Write each record again exactly as it stands.

Begin Provided information

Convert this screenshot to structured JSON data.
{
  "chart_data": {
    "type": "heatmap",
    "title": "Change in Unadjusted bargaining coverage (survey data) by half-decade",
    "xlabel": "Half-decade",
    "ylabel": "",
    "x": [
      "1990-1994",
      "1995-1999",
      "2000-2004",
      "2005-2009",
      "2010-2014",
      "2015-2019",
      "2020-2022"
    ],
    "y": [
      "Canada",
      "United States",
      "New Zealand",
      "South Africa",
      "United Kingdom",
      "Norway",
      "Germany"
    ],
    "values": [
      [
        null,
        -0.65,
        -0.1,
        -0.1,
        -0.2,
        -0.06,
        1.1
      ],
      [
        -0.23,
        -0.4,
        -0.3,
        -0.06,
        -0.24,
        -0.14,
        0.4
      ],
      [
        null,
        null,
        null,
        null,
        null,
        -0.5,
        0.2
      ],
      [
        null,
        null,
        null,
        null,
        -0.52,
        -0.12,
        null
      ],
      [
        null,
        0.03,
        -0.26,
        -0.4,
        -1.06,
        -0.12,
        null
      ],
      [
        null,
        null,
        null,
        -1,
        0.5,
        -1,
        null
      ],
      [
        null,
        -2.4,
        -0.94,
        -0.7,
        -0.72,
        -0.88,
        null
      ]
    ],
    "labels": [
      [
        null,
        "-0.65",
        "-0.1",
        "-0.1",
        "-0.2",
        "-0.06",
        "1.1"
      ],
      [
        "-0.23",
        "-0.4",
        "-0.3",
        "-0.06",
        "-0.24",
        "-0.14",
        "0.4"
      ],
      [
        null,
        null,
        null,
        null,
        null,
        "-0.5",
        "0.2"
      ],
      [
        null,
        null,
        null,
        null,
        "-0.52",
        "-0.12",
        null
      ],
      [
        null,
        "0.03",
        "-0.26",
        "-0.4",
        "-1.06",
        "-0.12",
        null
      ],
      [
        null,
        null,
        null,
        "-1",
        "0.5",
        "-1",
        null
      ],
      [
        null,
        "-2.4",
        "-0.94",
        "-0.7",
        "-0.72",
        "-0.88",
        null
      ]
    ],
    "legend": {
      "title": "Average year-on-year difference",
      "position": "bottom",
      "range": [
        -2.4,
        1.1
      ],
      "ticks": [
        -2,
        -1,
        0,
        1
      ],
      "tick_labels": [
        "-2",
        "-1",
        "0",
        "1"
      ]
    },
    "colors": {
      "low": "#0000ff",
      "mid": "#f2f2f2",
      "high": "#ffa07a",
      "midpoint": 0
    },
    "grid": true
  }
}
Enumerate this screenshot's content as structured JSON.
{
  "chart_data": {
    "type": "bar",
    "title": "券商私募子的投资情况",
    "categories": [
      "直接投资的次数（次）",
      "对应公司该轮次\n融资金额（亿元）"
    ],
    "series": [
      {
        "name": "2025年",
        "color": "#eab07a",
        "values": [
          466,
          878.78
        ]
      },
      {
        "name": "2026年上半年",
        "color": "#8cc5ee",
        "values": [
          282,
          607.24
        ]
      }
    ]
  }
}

End Provided information

== Task result ==
Convert this screenshot to structured JSON data.
{
  "chart_data": {
    "type": "heatmap",
    "title": "Change in Unadjusted bargaining coverage (survey data) by half-decade",
    "xlabel": "Half-decade",
    "ylabel": "",
    "x": [
      "1990-1994",
      "1995-1999",
      "2000-2004",
      "2005-2009",
      "2010-2014",
      "2015-2019",
      "2020-2022"
    ],
    "y": [
      "Canada",
      "United States",
      "New Zealand",
      "South Africa",
      "United Kingdom",
      "Norway",
      "Germany"
    ],
    "values": [
      [
        null,
        -0.65,
        -0.1,
        -0.1,
        -0.2,
        -0.06,
        1.1
      ],
      [
        -0.23,
        -0.4,
        -0.3,
        -0.06,
        -0.24,
        -0.14,
        0.4
      ],
      [
        null,
        null,
        null,
        null,
        null,
        -0.5,
        0.2
      ],
      [
        null,
        null,
        null,
        null,
        -0.52,
        -0.12,
        null
      ],
      [
        null,
        0.03,
        -0.26,
        -0.4,
        -1.06,
        -0.12,
        null
      ],
      [
        null,
        null,
        null,
        -1,
        0.5,
        -1,
        null
      ],
      [
        null,
        -2.4,
        -0.94,
        -0.7,
        -0.72,
        -0.88,
        null
      ]
    ],
    "labels": [
      [
        null,
        "-0.65",
        "-0.1",
        "-0.1",
        "-0.2",
        "-0.06",
        "1.1"
      ],
      [
        "-0.23",
        "-0.4",
        "-0.3",
        "-0.06",
        "-0.24",
        "-0.14",
        "0.4"
      ],
      [
        null,
        null,
        null,
        null,
        null,
        "-0.5",
        "0.2"
      ],
      [
        null,
        null,
        null,
        null,
        "-0.52",
        "-0.12",
        null
      ],
      [
        null,
        "0.03",
        "-0.26",
        "-0.4",
        "-1.06",
        "-0.12",
        null
      ],
      [
        null,
        null,
        null,
        "-1",
        "0.5",
        "-1",
        null
      ],
      [
        null,
        "-2.4",
        "-0.94",
        "-0.7",
        "-0.72",
        "-0.88",
        null
      ]
    ],
    "legend": {
      "title": "Average year-on-year difference",
      "position": "bottom",
      "range": [
        -2.4,
        1.1
      ],
      "ticks": [
        -2,
        -1,
        0,
        1
      ],
      "tick_labels": [
        "-2",
        "-1",
        "0",
        "1"
      ]
    },
    "colors": {
      "low": "#0000ff",
      "mid": "#f2f2f2",
      "high": "#ffa07a",
      "midpoint": 0
    },
    "grid": true
  }
}
Enumerate this screenshot's content as structured JSON.
{
  "chart_data": {
    "type": "bar",
    "title": "券商私募子的投资情况",
    "categories": [
      "直接投资的次数（次）",
      "对应公司该轮次\n融资金额（亿元）"
    ],
    "series": [
      {
        "name": "2025年",
        "color": "#eab07a",
        "values": [
          466,
          878.78
        ]
      },
      {
        "name": "2026年上半年",
        "color": "#8cc5ee",
        "values": [
          282,
          607.24
        ]
      }
    ]
  }
}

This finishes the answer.